::: Supplied records

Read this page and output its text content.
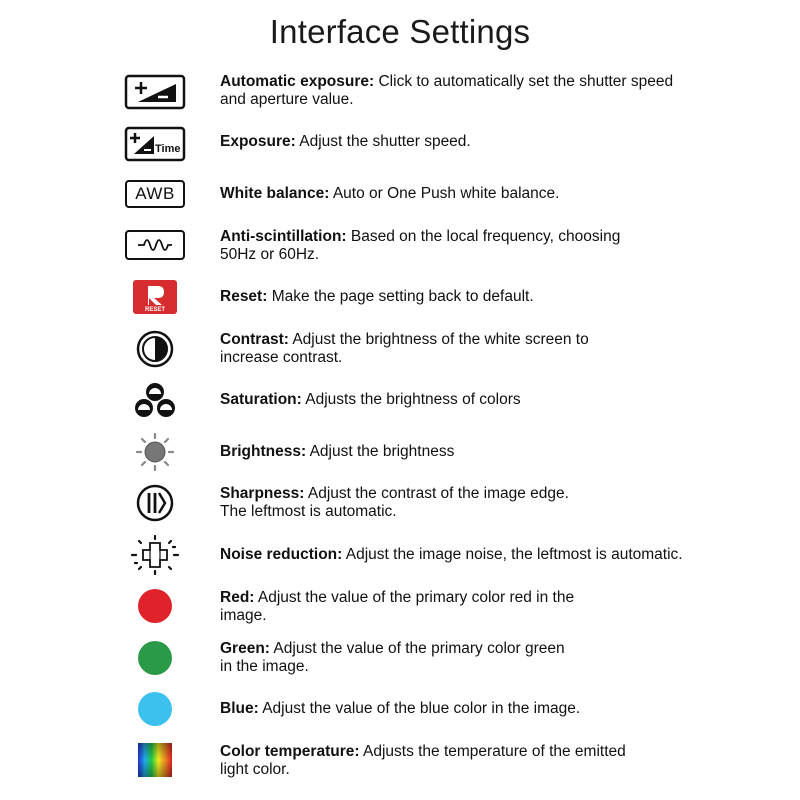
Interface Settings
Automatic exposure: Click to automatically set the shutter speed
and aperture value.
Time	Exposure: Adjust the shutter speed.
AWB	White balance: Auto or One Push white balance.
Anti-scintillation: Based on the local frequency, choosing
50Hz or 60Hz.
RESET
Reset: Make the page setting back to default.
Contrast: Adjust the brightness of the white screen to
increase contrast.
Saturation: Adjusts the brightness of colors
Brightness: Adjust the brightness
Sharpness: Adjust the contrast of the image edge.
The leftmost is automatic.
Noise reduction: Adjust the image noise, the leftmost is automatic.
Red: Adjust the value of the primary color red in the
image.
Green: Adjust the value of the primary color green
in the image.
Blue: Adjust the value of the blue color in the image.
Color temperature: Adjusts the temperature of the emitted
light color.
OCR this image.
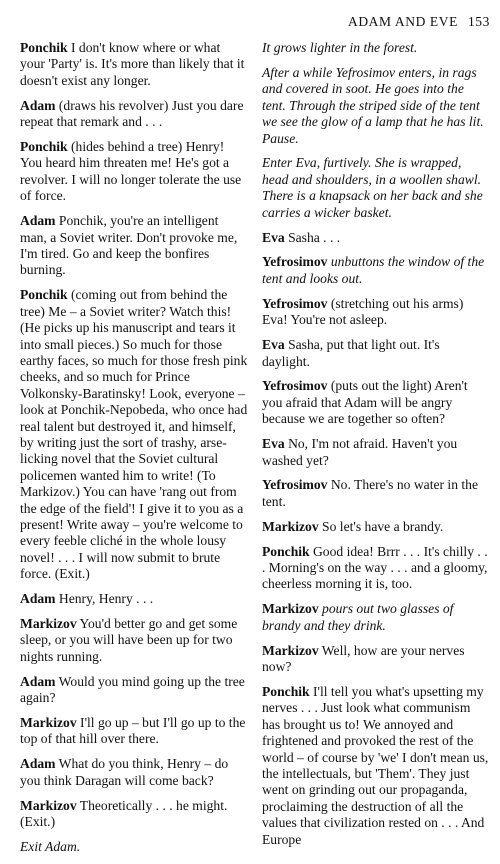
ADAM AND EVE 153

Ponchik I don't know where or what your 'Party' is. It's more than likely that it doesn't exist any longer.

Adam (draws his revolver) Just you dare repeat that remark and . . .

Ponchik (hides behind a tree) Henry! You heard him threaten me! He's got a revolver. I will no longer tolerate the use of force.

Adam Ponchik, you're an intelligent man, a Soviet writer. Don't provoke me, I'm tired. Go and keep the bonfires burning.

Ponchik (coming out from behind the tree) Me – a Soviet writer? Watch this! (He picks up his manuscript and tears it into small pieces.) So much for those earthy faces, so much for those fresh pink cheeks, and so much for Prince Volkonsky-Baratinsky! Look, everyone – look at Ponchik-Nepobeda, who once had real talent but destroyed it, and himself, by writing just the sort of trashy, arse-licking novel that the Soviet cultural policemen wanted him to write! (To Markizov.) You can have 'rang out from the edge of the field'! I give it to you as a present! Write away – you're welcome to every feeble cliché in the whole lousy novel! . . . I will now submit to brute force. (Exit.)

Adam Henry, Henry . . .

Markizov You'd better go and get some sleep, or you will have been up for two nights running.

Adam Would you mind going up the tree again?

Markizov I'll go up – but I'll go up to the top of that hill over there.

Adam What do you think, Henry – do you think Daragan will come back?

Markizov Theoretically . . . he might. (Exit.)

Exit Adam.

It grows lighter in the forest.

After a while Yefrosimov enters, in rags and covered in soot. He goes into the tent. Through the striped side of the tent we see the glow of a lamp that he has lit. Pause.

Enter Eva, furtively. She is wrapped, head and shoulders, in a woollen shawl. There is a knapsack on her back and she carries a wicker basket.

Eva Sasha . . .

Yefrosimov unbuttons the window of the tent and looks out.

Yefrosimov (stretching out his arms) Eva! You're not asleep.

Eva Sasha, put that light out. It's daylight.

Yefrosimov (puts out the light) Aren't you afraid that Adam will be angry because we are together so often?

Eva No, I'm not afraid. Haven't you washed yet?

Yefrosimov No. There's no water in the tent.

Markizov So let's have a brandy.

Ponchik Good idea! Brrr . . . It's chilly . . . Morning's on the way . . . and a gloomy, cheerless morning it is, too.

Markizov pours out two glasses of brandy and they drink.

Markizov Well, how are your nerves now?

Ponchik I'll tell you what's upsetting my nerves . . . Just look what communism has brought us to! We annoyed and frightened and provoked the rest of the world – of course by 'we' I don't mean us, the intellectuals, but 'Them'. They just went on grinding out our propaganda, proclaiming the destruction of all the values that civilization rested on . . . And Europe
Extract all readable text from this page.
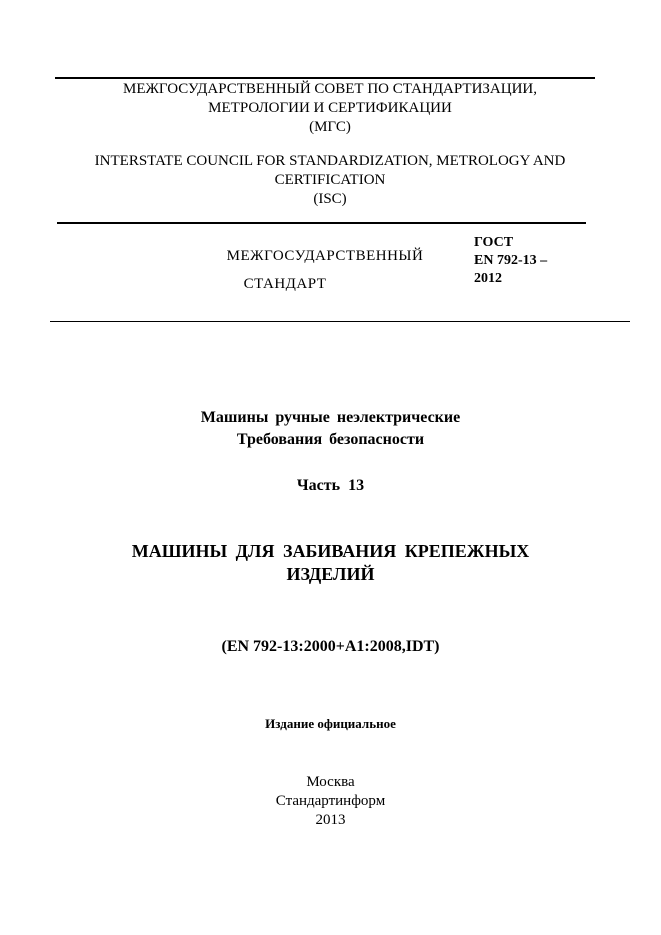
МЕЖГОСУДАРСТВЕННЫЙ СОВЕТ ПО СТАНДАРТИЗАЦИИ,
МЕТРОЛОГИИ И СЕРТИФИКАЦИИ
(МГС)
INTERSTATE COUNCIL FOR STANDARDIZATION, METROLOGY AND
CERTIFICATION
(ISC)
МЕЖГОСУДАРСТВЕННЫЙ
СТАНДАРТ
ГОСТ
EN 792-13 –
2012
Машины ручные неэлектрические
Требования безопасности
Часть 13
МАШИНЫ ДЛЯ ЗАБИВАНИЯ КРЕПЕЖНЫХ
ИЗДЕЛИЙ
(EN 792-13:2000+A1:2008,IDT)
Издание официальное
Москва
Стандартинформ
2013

::::::
::: Supplied records

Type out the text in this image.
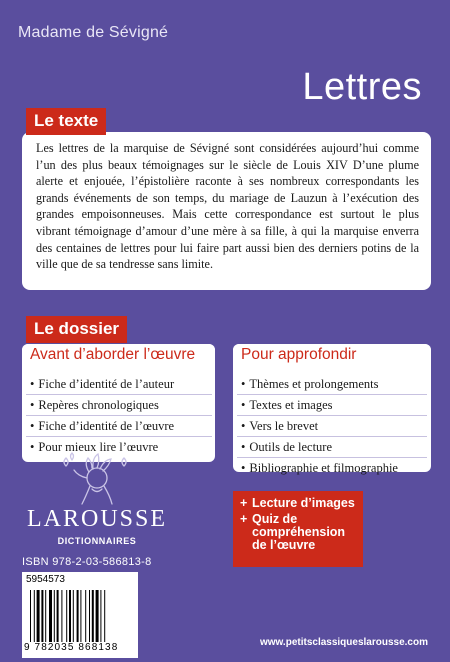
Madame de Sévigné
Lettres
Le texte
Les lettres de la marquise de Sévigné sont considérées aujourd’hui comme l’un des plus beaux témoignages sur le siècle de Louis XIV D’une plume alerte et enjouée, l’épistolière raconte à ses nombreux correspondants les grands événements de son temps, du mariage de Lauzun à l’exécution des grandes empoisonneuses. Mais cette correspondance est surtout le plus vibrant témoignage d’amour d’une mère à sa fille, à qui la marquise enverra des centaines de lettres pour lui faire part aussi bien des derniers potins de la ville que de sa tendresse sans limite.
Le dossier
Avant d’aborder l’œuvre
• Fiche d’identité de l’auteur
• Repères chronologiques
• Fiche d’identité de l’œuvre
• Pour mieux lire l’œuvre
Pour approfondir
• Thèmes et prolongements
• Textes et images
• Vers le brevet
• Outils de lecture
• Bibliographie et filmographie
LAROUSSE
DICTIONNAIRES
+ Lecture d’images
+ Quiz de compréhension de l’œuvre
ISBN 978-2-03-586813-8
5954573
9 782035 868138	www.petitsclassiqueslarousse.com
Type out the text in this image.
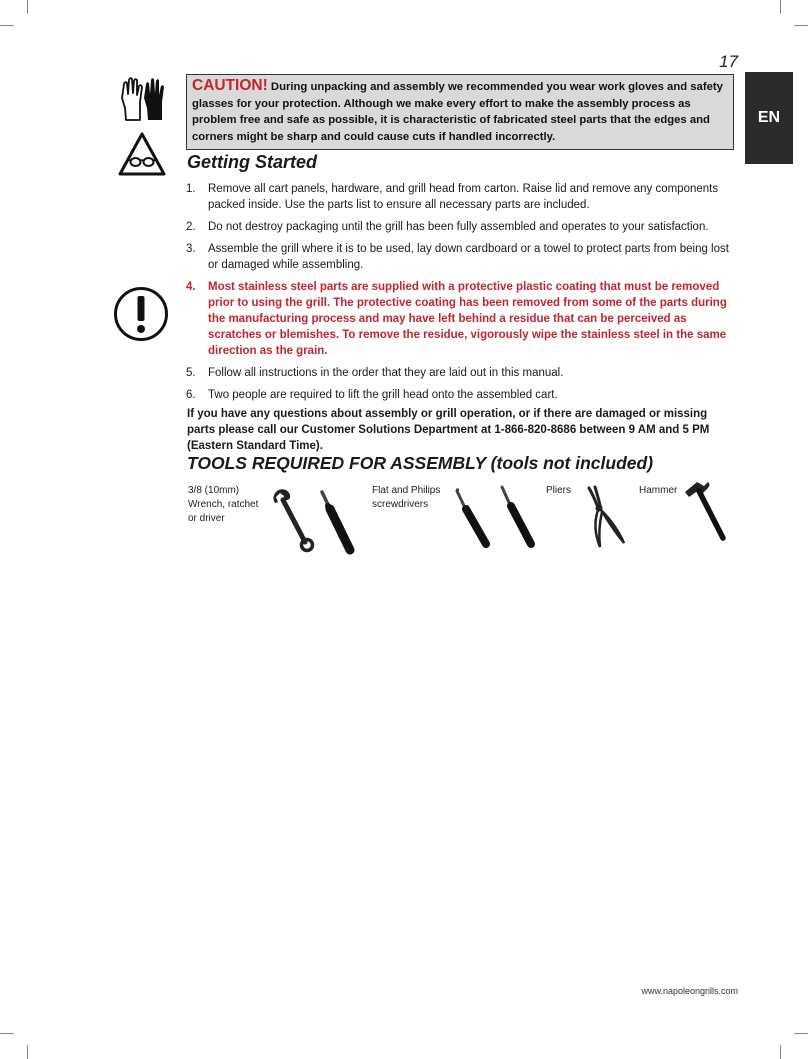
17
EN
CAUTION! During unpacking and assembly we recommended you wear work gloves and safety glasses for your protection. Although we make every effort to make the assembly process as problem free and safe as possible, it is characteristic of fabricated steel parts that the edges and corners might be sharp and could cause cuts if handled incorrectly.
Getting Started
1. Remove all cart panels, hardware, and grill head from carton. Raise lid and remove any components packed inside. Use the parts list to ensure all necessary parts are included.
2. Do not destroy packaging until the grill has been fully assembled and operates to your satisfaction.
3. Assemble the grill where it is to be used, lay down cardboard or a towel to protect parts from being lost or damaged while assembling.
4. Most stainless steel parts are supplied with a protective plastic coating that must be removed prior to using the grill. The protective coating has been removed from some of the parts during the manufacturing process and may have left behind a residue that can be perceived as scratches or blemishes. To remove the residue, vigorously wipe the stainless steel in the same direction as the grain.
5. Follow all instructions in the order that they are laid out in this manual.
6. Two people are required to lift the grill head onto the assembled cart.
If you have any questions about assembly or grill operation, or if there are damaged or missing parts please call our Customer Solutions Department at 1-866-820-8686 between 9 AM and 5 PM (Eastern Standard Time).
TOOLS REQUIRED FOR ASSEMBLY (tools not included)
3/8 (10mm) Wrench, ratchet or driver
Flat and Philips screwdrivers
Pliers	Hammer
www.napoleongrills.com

::::::
::: Supplied records

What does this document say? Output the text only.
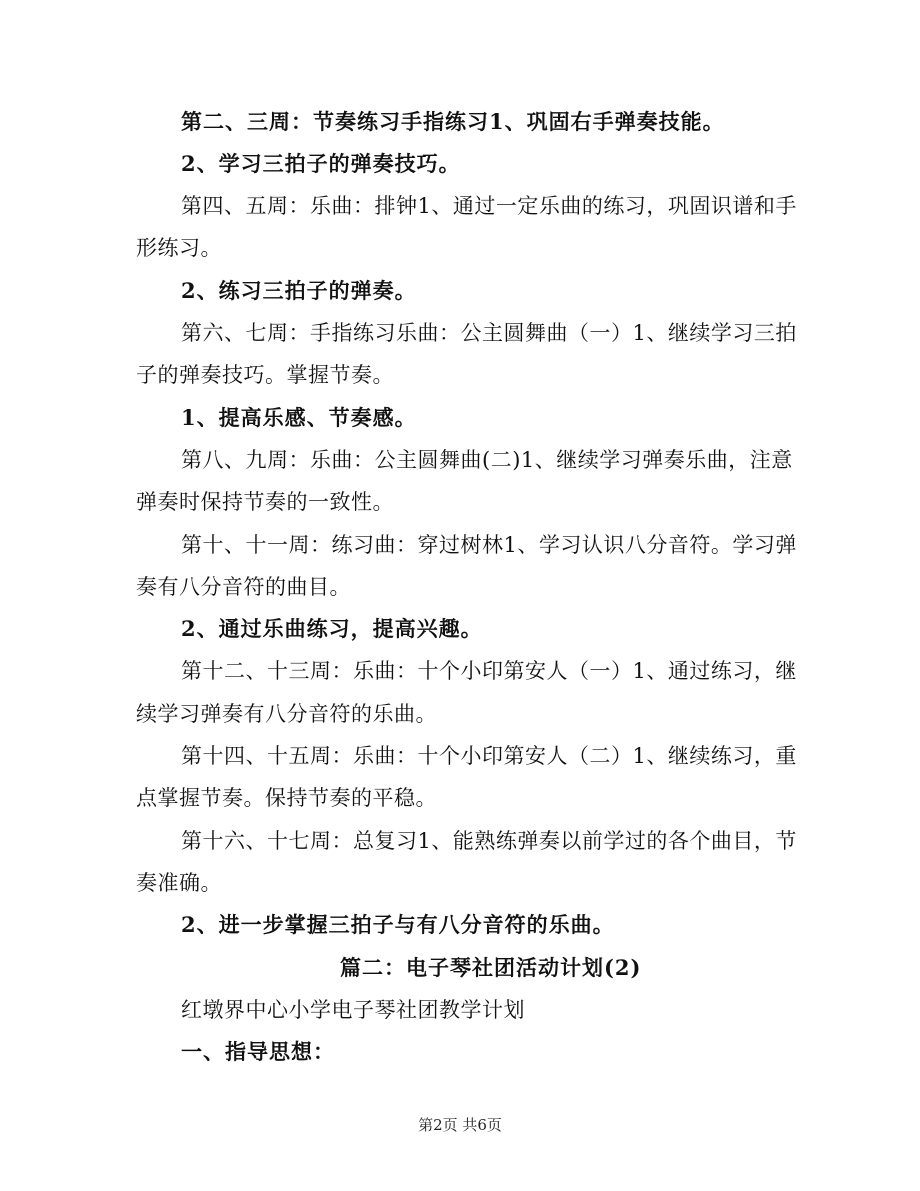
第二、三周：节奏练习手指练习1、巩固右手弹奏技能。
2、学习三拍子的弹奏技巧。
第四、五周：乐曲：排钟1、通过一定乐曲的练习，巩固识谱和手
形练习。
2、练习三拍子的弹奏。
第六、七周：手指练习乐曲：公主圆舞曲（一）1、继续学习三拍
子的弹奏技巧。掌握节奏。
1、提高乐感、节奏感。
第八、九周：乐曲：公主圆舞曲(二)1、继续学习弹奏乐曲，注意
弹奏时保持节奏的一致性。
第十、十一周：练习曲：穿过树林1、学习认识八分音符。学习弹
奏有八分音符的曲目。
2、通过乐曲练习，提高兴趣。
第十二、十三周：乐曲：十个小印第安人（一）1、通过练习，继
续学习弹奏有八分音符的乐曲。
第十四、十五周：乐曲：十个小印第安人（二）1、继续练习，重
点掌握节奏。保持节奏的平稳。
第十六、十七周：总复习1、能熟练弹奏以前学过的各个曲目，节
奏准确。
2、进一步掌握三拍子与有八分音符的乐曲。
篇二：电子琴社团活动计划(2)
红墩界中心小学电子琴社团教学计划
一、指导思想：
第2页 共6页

::::::

# Your instructions
Where a line in the entries holds the word "afraid", copy that line.

# Task output
Yefrosimov (puts out the light) Aren't you afraid that Adam will be angry because we are together so often?
Eva No, I'm not afraid. Haven't you washed yet?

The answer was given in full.